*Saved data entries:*
----------------

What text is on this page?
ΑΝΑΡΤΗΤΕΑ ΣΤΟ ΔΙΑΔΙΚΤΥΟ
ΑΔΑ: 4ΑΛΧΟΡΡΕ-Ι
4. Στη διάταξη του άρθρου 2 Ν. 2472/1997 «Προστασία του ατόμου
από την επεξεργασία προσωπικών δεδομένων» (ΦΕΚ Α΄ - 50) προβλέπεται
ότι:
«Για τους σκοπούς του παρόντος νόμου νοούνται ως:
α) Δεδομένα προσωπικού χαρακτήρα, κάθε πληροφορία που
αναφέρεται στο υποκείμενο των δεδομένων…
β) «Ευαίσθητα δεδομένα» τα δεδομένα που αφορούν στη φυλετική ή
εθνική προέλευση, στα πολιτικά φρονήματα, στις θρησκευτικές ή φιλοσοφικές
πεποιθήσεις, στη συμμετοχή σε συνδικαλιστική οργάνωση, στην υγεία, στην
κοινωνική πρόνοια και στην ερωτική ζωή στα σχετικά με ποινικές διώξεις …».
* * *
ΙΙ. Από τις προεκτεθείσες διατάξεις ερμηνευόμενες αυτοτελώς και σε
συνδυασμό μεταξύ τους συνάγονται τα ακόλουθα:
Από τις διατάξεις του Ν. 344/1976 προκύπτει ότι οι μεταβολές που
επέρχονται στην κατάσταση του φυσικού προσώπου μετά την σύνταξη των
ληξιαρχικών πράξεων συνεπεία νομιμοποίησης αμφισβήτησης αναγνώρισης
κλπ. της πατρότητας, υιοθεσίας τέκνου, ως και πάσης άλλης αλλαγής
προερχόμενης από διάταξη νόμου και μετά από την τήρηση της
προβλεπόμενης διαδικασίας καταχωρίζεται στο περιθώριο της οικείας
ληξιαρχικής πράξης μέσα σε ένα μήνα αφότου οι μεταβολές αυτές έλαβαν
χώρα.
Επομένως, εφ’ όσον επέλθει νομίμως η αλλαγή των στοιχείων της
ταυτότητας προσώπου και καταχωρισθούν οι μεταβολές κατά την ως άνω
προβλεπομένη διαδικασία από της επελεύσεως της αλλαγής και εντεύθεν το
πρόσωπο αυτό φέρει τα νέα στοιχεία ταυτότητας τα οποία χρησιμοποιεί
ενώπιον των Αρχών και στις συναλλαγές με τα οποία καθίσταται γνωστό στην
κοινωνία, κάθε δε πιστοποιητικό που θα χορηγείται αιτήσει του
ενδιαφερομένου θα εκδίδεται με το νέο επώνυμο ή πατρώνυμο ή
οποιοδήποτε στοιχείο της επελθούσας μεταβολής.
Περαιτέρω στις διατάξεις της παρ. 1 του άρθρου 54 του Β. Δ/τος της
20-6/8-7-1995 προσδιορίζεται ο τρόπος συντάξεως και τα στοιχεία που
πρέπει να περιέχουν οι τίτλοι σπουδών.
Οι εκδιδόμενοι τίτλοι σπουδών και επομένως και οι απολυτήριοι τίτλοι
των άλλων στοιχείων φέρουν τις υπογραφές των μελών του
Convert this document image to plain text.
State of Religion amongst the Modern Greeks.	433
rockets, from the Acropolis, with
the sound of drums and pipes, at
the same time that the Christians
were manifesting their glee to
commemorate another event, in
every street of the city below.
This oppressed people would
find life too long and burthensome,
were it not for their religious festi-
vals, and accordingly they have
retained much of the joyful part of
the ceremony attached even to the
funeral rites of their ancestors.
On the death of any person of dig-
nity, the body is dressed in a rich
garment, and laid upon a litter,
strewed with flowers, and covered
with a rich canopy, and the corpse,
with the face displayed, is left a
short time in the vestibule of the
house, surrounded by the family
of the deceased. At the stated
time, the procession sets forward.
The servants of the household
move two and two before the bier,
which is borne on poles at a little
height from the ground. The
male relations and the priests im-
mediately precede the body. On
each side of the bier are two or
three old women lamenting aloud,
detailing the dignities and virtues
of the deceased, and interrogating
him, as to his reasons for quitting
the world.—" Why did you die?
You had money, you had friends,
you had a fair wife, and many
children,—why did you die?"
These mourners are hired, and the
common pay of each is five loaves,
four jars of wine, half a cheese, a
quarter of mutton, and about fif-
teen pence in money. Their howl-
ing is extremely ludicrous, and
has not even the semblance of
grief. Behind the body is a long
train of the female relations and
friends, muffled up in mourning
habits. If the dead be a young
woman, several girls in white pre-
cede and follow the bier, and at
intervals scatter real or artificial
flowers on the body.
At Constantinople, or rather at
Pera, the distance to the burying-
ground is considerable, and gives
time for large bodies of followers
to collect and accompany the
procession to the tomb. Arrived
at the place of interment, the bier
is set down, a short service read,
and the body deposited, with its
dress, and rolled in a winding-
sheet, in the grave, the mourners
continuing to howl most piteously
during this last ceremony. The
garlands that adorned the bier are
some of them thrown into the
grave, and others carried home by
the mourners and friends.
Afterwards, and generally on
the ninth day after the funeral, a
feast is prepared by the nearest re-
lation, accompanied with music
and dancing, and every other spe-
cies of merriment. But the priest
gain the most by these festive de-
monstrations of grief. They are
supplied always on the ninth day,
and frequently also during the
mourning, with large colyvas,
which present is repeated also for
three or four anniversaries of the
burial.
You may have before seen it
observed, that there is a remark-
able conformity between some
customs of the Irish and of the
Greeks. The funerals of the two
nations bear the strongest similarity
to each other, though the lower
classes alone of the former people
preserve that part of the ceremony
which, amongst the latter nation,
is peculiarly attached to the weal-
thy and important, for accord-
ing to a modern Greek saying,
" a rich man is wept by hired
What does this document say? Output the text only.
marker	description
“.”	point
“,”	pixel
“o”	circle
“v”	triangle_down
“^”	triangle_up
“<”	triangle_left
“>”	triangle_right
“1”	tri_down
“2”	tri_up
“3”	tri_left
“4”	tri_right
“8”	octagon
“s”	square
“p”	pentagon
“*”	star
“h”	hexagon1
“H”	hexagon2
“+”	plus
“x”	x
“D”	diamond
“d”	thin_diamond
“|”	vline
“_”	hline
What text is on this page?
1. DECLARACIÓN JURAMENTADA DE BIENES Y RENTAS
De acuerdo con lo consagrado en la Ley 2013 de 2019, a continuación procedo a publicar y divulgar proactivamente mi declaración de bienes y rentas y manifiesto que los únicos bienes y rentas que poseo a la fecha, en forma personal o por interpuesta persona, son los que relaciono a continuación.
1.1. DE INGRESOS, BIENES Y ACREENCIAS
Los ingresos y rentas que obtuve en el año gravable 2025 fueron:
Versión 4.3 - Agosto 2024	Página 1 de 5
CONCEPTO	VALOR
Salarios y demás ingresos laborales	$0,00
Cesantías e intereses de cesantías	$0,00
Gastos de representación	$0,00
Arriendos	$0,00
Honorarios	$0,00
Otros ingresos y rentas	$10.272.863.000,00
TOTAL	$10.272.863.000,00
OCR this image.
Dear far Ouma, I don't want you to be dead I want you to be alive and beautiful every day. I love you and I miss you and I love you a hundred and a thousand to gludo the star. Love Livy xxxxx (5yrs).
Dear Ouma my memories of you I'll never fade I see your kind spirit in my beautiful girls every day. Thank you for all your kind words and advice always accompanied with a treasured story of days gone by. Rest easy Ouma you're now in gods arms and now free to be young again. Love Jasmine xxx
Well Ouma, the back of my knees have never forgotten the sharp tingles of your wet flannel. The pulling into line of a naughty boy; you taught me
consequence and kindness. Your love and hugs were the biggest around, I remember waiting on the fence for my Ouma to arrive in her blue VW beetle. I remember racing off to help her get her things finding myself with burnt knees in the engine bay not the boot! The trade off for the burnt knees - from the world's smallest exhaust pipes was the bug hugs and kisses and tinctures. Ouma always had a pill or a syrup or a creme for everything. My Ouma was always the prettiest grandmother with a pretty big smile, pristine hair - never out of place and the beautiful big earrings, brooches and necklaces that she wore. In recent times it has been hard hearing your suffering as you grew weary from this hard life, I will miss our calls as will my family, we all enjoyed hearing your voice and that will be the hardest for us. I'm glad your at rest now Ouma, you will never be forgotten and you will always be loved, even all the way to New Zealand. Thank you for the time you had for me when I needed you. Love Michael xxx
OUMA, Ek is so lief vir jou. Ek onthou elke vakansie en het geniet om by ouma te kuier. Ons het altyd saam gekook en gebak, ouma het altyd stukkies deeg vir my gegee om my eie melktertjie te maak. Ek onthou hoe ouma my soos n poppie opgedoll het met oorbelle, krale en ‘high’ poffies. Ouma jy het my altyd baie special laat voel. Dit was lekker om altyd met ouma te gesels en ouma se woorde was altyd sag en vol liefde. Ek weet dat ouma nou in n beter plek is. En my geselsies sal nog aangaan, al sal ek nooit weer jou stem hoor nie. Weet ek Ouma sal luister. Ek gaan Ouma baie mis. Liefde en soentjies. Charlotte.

----------------

*Problem statement:* Pick out all the lines with the word "Greeks" in them and copy them.

*Output of the task:*
State of Religion amongst the Modern Greeks.	433
Greeks. The funerals of the two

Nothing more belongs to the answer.